### Short exercise
List every line below containing "Interest".

### Figure content listings
·····
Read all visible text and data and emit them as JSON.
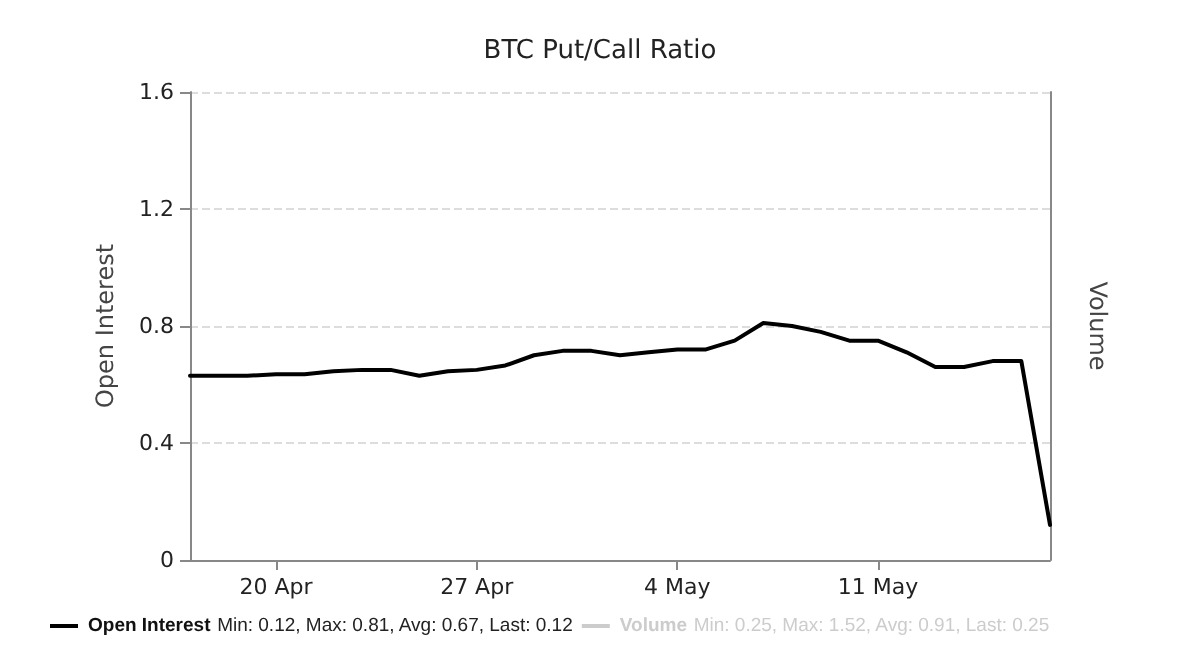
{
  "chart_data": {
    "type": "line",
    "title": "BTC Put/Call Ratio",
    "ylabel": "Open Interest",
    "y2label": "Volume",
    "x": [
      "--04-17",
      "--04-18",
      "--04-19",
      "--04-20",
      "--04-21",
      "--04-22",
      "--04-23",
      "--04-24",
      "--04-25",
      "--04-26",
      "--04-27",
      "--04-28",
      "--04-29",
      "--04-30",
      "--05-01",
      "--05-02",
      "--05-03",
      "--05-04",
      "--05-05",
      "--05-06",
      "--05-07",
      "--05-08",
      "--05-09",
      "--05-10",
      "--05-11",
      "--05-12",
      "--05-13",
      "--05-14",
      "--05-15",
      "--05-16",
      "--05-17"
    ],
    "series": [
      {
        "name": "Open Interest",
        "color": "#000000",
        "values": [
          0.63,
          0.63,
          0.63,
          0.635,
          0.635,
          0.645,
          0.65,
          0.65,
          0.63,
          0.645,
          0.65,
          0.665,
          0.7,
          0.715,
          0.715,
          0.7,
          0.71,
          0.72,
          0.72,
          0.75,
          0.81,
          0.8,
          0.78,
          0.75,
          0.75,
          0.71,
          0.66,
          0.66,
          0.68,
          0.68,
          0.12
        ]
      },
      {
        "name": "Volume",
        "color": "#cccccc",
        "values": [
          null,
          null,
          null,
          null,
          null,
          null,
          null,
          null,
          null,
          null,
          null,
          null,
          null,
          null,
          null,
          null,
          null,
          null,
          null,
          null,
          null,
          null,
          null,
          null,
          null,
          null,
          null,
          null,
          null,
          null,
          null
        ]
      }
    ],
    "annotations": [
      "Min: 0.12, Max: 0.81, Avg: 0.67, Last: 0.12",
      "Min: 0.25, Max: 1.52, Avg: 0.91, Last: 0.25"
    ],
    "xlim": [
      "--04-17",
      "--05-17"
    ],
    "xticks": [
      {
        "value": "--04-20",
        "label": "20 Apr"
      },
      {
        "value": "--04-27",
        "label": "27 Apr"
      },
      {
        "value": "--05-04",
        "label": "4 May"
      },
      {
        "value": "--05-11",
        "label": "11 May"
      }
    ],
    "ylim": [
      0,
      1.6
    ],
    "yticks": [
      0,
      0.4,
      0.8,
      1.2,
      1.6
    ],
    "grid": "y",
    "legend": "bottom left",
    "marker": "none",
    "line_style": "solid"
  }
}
·····
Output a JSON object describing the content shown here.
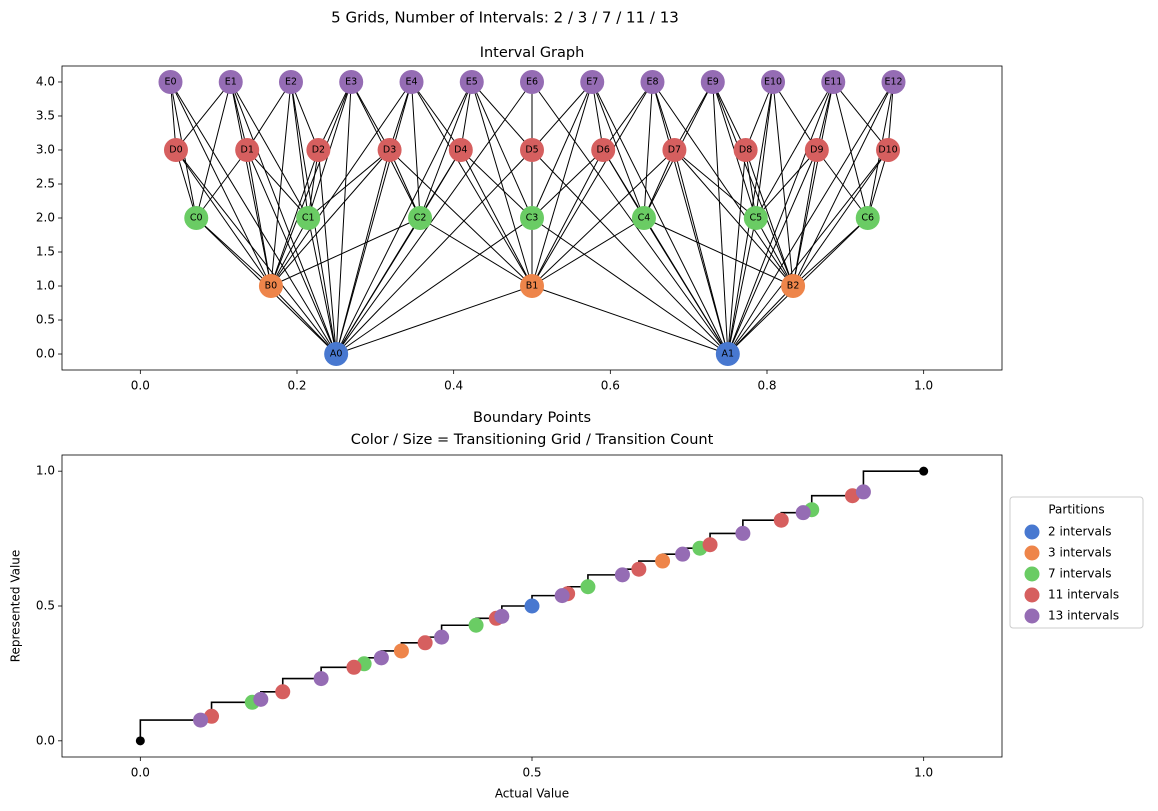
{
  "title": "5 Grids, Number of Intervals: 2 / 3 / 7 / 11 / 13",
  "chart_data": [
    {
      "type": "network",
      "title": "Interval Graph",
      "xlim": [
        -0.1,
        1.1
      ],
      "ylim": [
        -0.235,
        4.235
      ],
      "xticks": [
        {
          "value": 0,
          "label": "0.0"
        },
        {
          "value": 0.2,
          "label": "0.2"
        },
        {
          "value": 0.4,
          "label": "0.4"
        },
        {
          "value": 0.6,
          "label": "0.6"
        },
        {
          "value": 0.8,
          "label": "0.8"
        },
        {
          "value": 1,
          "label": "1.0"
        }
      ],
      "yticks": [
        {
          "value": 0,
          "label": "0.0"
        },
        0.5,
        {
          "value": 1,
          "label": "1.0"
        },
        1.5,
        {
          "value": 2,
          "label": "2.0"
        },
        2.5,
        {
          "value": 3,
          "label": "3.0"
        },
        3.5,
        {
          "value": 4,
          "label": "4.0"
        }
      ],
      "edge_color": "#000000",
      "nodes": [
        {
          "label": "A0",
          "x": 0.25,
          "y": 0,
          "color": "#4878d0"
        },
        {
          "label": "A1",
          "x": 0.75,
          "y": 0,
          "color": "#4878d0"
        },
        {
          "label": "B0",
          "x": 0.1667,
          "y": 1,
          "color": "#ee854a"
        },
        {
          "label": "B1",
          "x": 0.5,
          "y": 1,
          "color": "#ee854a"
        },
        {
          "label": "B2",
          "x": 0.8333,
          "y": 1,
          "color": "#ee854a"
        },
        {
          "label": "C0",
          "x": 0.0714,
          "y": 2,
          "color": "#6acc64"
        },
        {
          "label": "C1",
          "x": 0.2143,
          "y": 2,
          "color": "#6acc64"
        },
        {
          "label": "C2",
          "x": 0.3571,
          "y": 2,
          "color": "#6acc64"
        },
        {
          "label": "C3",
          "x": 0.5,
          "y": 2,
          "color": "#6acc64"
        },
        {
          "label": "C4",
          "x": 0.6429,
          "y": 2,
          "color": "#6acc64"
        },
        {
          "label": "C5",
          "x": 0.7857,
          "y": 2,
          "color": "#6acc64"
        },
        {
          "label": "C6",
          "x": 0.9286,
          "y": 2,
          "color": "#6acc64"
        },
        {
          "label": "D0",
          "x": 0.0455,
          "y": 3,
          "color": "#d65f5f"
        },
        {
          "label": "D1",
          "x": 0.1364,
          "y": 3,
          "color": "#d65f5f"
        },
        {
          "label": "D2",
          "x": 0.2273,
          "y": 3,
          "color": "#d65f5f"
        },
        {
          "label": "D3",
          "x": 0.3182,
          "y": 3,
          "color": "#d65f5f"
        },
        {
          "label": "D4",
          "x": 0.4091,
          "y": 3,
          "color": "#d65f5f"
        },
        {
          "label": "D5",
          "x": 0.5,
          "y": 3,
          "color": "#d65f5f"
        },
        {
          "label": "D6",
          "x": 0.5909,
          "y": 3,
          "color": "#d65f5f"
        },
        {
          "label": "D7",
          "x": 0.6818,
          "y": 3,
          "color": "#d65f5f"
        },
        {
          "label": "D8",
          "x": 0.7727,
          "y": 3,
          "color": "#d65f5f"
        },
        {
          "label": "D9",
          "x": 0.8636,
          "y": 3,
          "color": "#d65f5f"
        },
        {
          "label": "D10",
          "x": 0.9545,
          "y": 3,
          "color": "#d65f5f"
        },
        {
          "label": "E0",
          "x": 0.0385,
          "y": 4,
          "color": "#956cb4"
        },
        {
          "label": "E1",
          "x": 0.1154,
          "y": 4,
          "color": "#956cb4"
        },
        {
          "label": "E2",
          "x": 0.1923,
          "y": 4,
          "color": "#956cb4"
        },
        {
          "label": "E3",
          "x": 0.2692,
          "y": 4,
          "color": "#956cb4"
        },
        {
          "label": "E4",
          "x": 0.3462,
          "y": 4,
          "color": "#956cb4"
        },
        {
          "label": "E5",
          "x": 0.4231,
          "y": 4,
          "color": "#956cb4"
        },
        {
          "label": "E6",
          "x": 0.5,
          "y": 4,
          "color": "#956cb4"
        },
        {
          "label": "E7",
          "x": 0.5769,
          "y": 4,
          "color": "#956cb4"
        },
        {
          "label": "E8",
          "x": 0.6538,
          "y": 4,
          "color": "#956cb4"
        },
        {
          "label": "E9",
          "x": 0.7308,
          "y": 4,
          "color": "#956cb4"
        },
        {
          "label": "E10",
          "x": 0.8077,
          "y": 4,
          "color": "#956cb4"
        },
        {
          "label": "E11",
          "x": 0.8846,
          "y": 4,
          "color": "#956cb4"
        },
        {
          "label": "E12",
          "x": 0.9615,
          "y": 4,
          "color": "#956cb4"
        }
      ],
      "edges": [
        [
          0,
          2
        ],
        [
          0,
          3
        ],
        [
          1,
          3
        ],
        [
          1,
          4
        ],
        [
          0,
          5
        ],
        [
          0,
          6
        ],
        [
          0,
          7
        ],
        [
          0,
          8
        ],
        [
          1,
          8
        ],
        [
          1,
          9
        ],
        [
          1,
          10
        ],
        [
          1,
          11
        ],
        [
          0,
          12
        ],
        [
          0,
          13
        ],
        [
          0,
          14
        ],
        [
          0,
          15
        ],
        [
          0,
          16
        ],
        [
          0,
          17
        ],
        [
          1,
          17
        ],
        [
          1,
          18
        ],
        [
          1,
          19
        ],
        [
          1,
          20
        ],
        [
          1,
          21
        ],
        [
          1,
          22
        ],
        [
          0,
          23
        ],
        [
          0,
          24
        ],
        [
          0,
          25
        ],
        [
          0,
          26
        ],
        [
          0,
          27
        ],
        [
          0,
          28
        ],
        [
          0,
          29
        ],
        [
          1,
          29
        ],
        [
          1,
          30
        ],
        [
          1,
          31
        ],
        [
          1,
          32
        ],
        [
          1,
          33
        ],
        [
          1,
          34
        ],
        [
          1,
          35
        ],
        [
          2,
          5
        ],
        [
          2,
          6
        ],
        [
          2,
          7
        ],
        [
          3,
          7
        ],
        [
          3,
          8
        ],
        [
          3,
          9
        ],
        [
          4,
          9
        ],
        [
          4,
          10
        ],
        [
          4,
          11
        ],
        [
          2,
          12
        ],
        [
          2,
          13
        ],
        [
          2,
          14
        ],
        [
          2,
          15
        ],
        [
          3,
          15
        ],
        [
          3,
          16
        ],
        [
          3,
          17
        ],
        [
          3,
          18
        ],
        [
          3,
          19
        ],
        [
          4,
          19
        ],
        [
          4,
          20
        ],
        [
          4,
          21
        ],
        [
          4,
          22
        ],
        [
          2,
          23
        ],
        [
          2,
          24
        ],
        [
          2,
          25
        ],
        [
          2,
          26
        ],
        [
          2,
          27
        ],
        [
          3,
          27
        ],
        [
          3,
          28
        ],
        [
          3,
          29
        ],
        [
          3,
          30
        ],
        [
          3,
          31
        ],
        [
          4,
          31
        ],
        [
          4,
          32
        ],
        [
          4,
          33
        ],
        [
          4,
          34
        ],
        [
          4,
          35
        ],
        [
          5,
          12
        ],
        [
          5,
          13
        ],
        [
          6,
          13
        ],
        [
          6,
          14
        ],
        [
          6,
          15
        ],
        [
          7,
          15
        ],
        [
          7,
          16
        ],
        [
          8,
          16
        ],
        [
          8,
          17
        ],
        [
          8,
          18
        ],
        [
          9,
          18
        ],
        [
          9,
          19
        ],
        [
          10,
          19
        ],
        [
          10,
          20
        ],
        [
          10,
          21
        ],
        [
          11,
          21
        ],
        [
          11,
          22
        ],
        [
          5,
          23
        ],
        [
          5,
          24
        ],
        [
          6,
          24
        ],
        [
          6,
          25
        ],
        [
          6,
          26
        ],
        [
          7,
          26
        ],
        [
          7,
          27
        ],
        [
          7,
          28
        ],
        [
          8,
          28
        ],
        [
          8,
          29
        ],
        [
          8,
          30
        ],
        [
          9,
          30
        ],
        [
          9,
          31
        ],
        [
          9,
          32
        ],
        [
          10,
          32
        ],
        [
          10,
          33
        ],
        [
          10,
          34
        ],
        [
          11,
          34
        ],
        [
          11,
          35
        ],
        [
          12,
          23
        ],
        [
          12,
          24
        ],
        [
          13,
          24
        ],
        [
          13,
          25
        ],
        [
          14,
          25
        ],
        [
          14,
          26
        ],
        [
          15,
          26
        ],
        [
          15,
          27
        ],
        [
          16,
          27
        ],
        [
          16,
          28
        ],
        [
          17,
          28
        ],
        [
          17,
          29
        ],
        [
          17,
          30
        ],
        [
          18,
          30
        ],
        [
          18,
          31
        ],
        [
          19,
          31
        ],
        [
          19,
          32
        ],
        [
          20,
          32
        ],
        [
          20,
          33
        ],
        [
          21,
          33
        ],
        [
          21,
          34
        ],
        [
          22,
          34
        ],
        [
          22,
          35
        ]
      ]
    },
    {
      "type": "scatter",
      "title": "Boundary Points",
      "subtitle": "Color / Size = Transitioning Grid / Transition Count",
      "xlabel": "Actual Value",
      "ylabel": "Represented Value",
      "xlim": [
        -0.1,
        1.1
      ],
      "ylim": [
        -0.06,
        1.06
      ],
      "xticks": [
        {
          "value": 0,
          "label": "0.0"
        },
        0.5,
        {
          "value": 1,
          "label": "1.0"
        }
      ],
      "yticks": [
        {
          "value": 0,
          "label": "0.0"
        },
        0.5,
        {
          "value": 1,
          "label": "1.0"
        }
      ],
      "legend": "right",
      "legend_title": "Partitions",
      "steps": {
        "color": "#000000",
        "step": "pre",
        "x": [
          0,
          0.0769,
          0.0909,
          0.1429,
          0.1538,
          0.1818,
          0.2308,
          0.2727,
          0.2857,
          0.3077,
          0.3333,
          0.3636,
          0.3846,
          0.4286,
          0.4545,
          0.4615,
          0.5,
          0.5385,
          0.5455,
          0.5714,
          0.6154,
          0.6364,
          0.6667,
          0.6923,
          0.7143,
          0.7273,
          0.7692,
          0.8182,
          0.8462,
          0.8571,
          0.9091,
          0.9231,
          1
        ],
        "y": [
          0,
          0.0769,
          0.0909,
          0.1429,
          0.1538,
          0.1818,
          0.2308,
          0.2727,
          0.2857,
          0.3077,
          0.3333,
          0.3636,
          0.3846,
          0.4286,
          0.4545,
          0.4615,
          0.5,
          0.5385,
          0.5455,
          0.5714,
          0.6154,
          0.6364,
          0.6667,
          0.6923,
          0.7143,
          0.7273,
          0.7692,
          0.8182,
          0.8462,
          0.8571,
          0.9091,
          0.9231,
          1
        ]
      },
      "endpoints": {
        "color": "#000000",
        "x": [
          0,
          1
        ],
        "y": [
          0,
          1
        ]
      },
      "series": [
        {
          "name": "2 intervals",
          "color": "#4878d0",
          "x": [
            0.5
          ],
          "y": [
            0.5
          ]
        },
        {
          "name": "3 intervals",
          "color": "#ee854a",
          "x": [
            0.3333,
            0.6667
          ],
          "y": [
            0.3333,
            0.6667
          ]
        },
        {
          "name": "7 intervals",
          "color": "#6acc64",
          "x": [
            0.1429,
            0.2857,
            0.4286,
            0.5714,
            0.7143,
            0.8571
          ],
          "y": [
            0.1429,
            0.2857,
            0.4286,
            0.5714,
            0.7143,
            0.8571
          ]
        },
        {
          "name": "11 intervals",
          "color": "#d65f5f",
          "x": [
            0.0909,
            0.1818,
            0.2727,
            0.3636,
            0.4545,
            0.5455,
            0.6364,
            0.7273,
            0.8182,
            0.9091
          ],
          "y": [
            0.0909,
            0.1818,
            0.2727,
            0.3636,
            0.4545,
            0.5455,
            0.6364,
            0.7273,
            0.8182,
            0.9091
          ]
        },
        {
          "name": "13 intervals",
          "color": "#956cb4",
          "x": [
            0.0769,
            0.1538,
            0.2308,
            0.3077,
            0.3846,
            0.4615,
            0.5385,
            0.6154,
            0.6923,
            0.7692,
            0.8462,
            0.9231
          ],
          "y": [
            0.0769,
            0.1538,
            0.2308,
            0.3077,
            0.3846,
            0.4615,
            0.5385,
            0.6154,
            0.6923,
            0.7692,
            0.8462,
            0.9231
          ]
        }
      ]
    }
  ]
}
·····
### Reply to the exercise
    "ylabel": "Open Interest",
        "name": "Open Interest",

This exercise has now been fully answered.